- **STORED DATA**
* * * * * * * * *
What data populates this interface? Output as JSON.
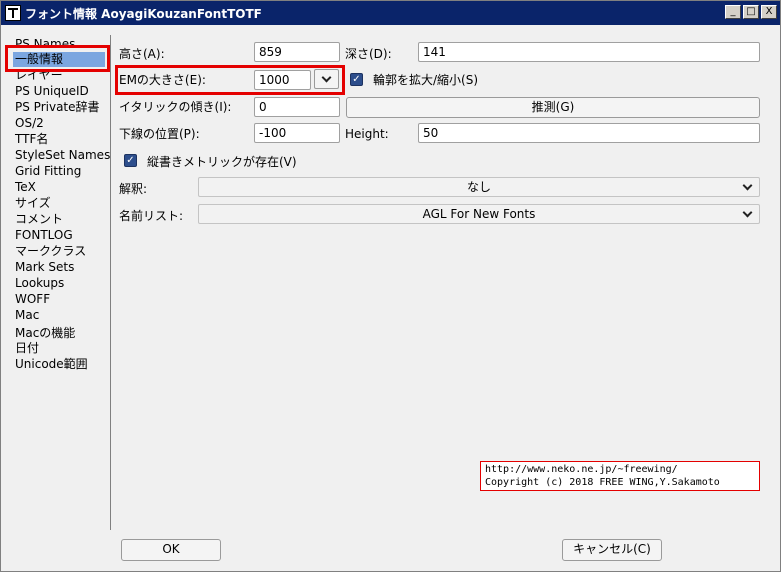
{
  "window": {
    "title": "フォント情報 AoyagiKouzanFontTOTF",
    "minimize_glyph": "_",
    "maximize_glyph": "□",
    "close_glyph": "X"
  },
  "sidebar": {
    "items": [
      {
        "label": "PS Names"
      },
      {
        "label": "一般情報",
        "selected": true
      },
      {
        "label": "レイヤー"
      },
      {
        "label": "PS UniqueID"
      },
      {
        "label": "PS Private辞書"
      },
      {
        "label": "OS/2"
      },
      {
        "label": "TTF名"
      },
      {
        "label": "StyleSet Names"
      },
      {
        "label": "Grid Fitting"
      },
      {
        "label": "TeX"
      },
      {
        "label": "サイズ"
      },
      {
        "label": "コメント"
      },
      {
        "label": "FONTLOG"
      },
      {
        "label": "マーククラス"
      },
      {
        "label": "Mark Sets"
      },
      {
        "label": "Lookups"
      },
      {
        "label": "WOFF"
      },
      {
        "label": "Mac"
      },
      {
        "label": "Macの機能"
      },
      {
        "label": "日付"
      },
      {
        "label": "Unicode範囲"
      }
    ]
  },
  "form": {
    "ascent_label": "高さ(A):",
    "ascent_value": "859",
    "descent_label": "深さ(D):",
    "descent_value": "141",
    "em_label": "EMの大きさ(E):",
    "em_value": "1000",
    "scale_outlines_label": "輪郭を拡大/縮小(S)",
    "italic_label": "イタリックの傾き(I):",
    "italic_value": "0",
    "guess_button": "推測(G)",
    "underline_pos_label": "下線の位置(P):",
    "underline_pos_value": "-100",
    "height_label": "Height:",
    "height_value": "50",
    "vertical_metrics_label": "縦書きメトリックが存在(V)",
    "interpretation_label": "解釈:",
    "interpretation_value": "なし",
    "name_list_label": "名前リスト:",
    "name_list_value": "AGL For New Fonts"
  },
  "copyright": {
    "line1": "http://www.neko.ne.jp/~freewing/",
    "line2": "Copyright (c) 2018 FREE WING,Y.Sakamoto"
  },
  "footer": {
    "ok_label": "OK",
    "cancel_label": "キャンセル(C)"
  },
  "colors": {
    "titlebar": "#0a246a",
    "selection": "#7ba6e0",
    "highlight_box": "#e40000",
    "checkbox": "#2d4e8c"
  }
}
* * * * * * * * *
- **GIVEN REQUEST**
Images in the data above are to be skipped. Retype all other material exactly.

- **ANSWER BELOW**
What data populates this interface? Output as JSON.
{
  "window": {
    "title": "フォント情報 AoyagiKouzanFontTOTF",
    "minimize_glyph": "_",
    "maximize_glyph": "□",
    "close_glyph": "X"
  },
  "sidebar": {
    "items": [
      {
        "label": "PS Names"
      },
      {
        "label": "一般情報",
        "selected": true
      },
      {
        "label": "レイヤー"
      },
      {
        "label": "PS UniqueID"
      },
      {
        "label": "PS Private辞書"
      },
      {
        "label": "OS/2"
      },
      {
        "label": "TTF名"
      },
      {
        "label": "StyleSet Names"
      },
      {
        "label": "Grid Fitting"
      },
      {
        "label": "TeX"
      },
      {
        "label": "サイズ"
      },
      {
        "label": "コメント"
      },
      {
        "label": "FONTLOG"
      },
      {
        "label": "マーククラス"
      },
      {
        "label": "Mark Sets"
      },
      {
        "label": "Lookups"
      },
      {
        "label": "WOFF"
      },
      {
        "label": "Mac"
      },
      {
        "label": "Macの機能"
      },
      {
        "label": "日付"
      },
      {
        "label": "Unicode範囲"
      }
    ]
  },
  "form": {
    "ascent_label": "高さ(A):",
    "ascent_value": "859",
    "descent_label": "深さ(D):",
    "descent_value": "141",
    "em_label": "EMの大きさ(E):",
    "em_value": "1000",
    "scale_outlines_label": "輪郭を拡大/縮小(S)",
    "italic_label": "イタリックの傾き(I):",
    "italic_value": "0",
    "guess_button": "推測(G)",
    "underline_pos_label": "下線の位置(P):",
    "underline_pos_value": "-100",
    "height_label": "Height:",
    "height_value": "50",
    "vertical_metrics_label": "縦書きメトリックが存在(V)",
    "interpretation_label": "解釈:",
    "interpretation_value": "なし",
    "name_list_label": "名前リスト:",
    "name_list_value": "AGL For New Fonts"
  },
  "copyright": {
    "line1": "http://www.neko.ne.jp/~freewing/",
    "line2": "Copyright (c) 2018 FREE WING,Y.Sakamoto"
  },
  "footer": {
    "ok_label": "OK",
    "cancel_label": "キャンセル(C)"
  },
  "colors": {
    "titlebar": "#0a246a",
    "selection": "#7ba6e0",
    "highlight_box": "#e40000",
    "checkbox": "#2d4e8c"
  }
}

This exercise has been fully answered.